== Job ==
The records below are to be copied word for word, with every picture left out.

-*-*-

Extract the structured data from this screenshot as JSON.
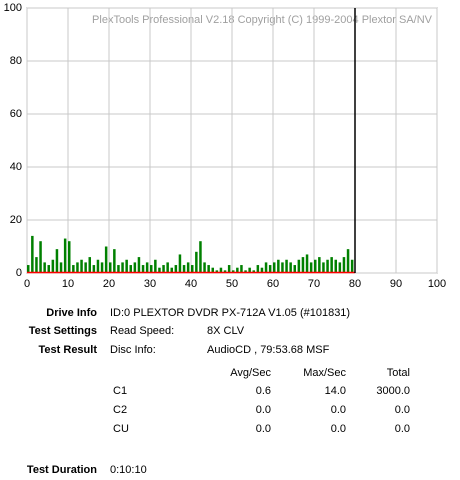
{
  "chart_data": {
    "type": "bar",
    "title": "PlexTools Professional V2.18 Copyright (C) 1999-2004 Plextor SA/NV",
    "x": [
      0,
      1,
      2,
      3,
      4,
      5,
      6,
      7,
      8,
      9,
      10,
      11,
      12,
      13,
      14,
      15,
      16,
      17,
      18,
      19,
      20,
      21,
      22,
      23,
      24,
      25,
      26,
      27,
      28,
      29,
      30,
      31,
      32,
      33,
      34,
      35,
      36,
      37,
      38,
      39,
      40,
      41,
      42,
      43,
      44,
      45,
      46,
      47,
      48,
      49,
      50,
      51,
      52,
      53,
      54,
      55,
      56,
      57,
      58,
      59,
      60,
      61,
      62,
      63,
      64,
      65,
      66,
      67,
      68,
      69,
      70,
      71,
      72,
      73,
      74,
      75,
      76,
      77,
      78,
      79
    ],
    "series": [
      {
        "name": "C1",
        "color": "#008000",
        "values": [
          3,
          14,
          6,
          12,
          4,
          3,
          5,
          9,
          4,
          13,
          12,
          3,
          4,
          5,
          4,
          6,
          3,
          5,
          4,
          10,
          4,
          9,
          3,
          4,
          5,
          3,
          4,
          6,
          3,
          4,
          3,
          5,
          2,
          3,
          4,
          2,
          3,
          7,
          3,
          4,
          3,
          8,
          12,
          4,
          3,
          2,
          1,
          2,
          1,
          3,
          1,
          2,
          3,
          1,
          2,
          1,
          3,
          2,
          4,
          3,
          4,
          5,
          4,
          5,
          4,
          3,
          5,
          6,
          7,
          4,
          5,
          6,
          4,
          5,
          6,
          5,
          4,
          6,
          9,
          5
        ]
      },
      {
        "name": "C2",
        "color": "#ff0000",
        "x": [
          0,
          80
        ],
        "values": [
          0,
          0
        ]
      }
    ],
    "end_marker": 80,
    "xlim": [
      0,
      100
    ],
    "xticks": [
      0,
      10,
      20,
      30,
      40,
      50,
      60,
      70,
      80,
      90,
      100
    ],
    "ylim": [
      0,
      100
    ],
    "yticks": [
      0,
      20,
      40,
      60,
      80,
      100
    ],
    "grid": true
  },
  "info": {
    "drive_info": {
      "label": "Drive Info",
      "value": "ID:0 PLEXTOR DVDR PX-712A V1.05 (#101831)"
    },
    "test_settings": {
      "label": "Test Settings",
      "key": "Read Speed:",
      "value": "8X CLV"
    },
    "test_result": {
      "label": "Test Result",
      "key": "Disc Info:",
      "value": "AudioCD , 79:53.68 MSF"
    },
    "table": {
      "header": [
        "Avg/Sec",
        "Max/Sec",
        "Total"
      ],
      "rows": [
        [
          "C1",
          "0.6",
          "14.0",
          "3000.0"
        ],
        [
          "C2",
          "0.0",
          "0.0",
          "0.0"
        ],
        [
          "CU",
          "0.0",
          "0.0",
          "0.0"
        ]
      ]
    },
    "test_duration": {
      "label": "Test Duration",
      "value": "0:10:10"
    }
  }
}
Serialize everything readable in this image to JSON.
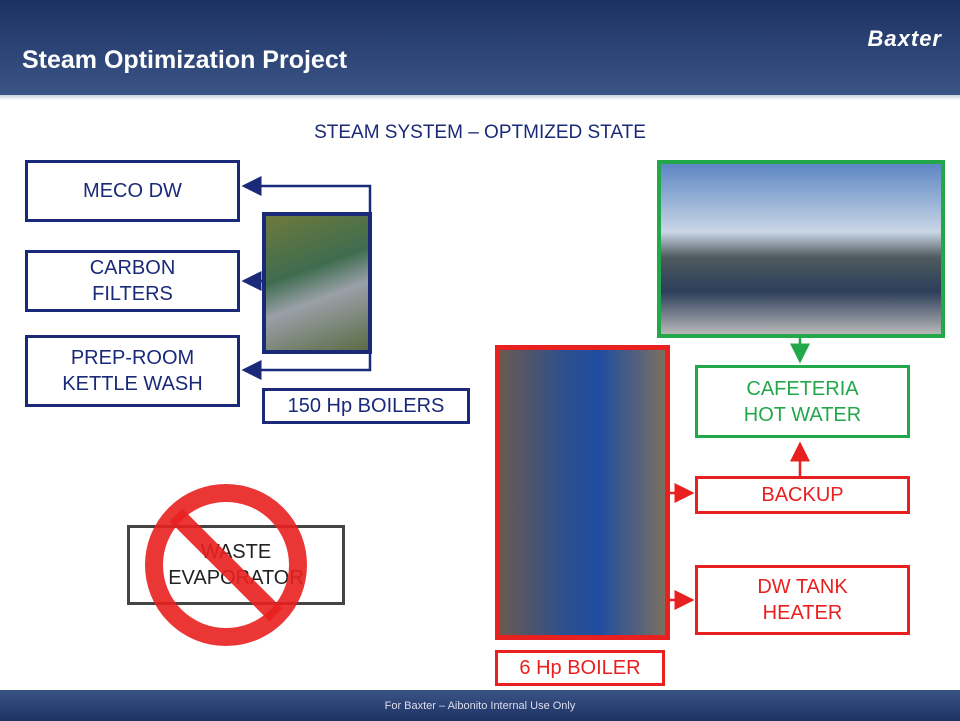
{
  "header": {
    "title": "Steam Optimization Project",
    "logo": "Baxter"
  },
  "subtitle": "STEAM SYSTEM – OPTMIZED STATE",
  "boxes": {
    "meco": "MECO DW",
    "carbon": "CARBON FILTERS",
    "prep": "PREP-ROOM KETTLE WASH",
    "boilers150": "150 Hp BOILERS",
    "waste": "WASTE EVAPORATOR",
    "cafeteria": "CAFETERIA HOT WATER",
    "backup": "BACKUP",
    "dwtank": "DW TANK HEATER",
    "boiler6": "6 Hp BOILER"
  },
  "footer": "For Baxter – Aibonito Internal Use Only"
}
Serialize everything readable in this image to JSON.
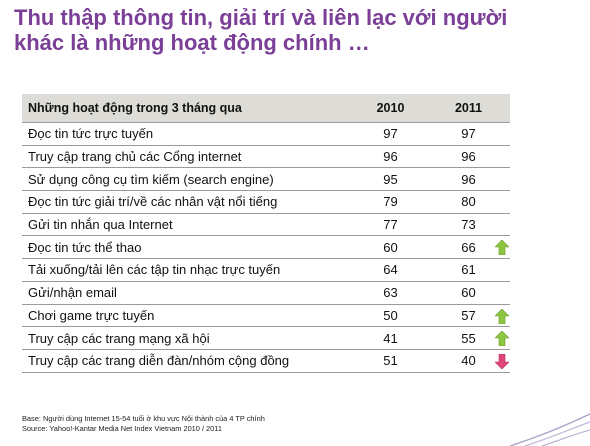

-*-*-

== Output below ==
Extract the structured data from this screenshot as JSON.
{
  "chart_data": {
    "type": "bar",
    "title": "PlexTools Professional V2.18 Copyright (C) 1999-2004 Plextor SA/NV",
    "x": [
      0,
      1,
      2,
      3,
      4,
      5,
      6,
      7,
      8,
      9,
      10,
      11,
      12,
      13,
      14,
      15,
      16,
      17,
      18,
      19,
      20,
      21,
      22,
      23,
      24,
      25,
      26,
      27,
      28,
      29,
      30,
      31,
      32,
      33,
      34,
      35,
      36,
      37,
      38,
      39,
      40,
      41,
      42,
      43,
      44,
      45,
      46,
      47,
      48,
      49,
      50,
      51,
      52,
      53,
      54,
      55,
      56,
      57,
      58,
      59,
      60,
      61,
      62,
      63,
      64,
      65,
      66,
      67,
      68,
      69,
      70,
      71,
      72,
      73,
      74,
      75,
      76,
      77,
      78,
      79
    ],
    "series": [
      {
        "name": "C1",
        "color": "#008000",
        "values": [
          3,
          14,
          6,
          12,
          4,
          3,
          5,
          9,
          4,
          13,
          12,
          3,
          4,
          5,
          4,
          6,
          3,
          5,
          4,
          10,
          4,
          9,
          3,
          4,
          5,
          3,
          4,
          6,
          3,
          4,
          3,
          5,
          2,
          3,
          4,
          2,
          3,
          7,
          3,
          4,
          3,
          8,
          12,
          4,
          3,
          2,
          1,
          2,
          1,
          3,
          1,
          2,
          3,
          1,
          2,
          1,
          3,
          2,
          4,
          3,
          4,
          5,
          4,
          5,
          4,
          3,
          5,
          6,
          7,
          4,
          5,
          6,
          4,
          5,
          6,
          5,
          4,
          6,
          9,
          5
        ]
      },
      {
        "name": "C2",
        "color": "#ff0000",
        "x": [
          0,
          80
        ],
        "values": [
          0,
          0
        ]
      }
    ],
    "end_marker": 80,
    "xlim": [
      0,
      100
    ],
    "xticks": [
      0,
      10,
      20,
      30,
      40,
      50,
      60,
      70,
      80,
      90,
      100
    ],
    "ylim": [
      0,
      100
    ],
    "yticks": [
      0,
      20,
      40,
      60,
      80,
      100
    ],
    "grid": true
  },
  "info": {
    "drive_info": {
      "label": "Drive Info",
      "value": "ID:0 PLEXTOR DVDR PX-712A V1.05 (#101831)"
    },
    "test_settings": {
      "label": "Test Settings",
      "key": "Read Speed:",
      "value": "8X CLV"
    },
    "test_result": {
      "label": "Test Result",
      "key": "Disc Info:",
      "value": "AudioCD , 79:53.68 MSF"
    },
    "table": {
      "header": [
        "Avg/Sec",
        "Max/Sec",
        "Total"
      ],
      "rows": [
        [
          "C1",
          "0.6",
          "14.0",
          "3000.0"
        ],
        [
          "C2",
          "0.0",
          "0.0",
          "0.0"
        ],
        [
          "CU",
          "0.0",
          "0.0",
          "0.0"
        ]
      ]
    },
    "test_duration": {
      "label": "Test Duration",
      "value": "0:10:10"
    }
  }
}
Serialize everything readable in this image to JSON.
{
  "header": {
    "title": "Steam Optimization Project",
    "logo": "Baxter"
  },
  "subtitle": "STEAM SYSTEM – OPTMIZED STATE",
  "boxes": {
    "meco": "MECO DW",
    "carbon": "CARBON FILTERS",
    "prep": "PREP-ROOM KETTLE WASH",
    "boilers150": "150 Hp BOILERS",
    "waste": "WASTE EVAPORATOR",
    "cafeteria": "CAFETERIA HOT WATER",
    "backup": "BACKUP",
    "dwtank": "DW TANK HEATER",
    "boiler6": "6 Hp BOILER"
  },
  "footer": "For Baxter – Aibonito Internal Use Only"
}
Serialize everything readable in this image to JSON.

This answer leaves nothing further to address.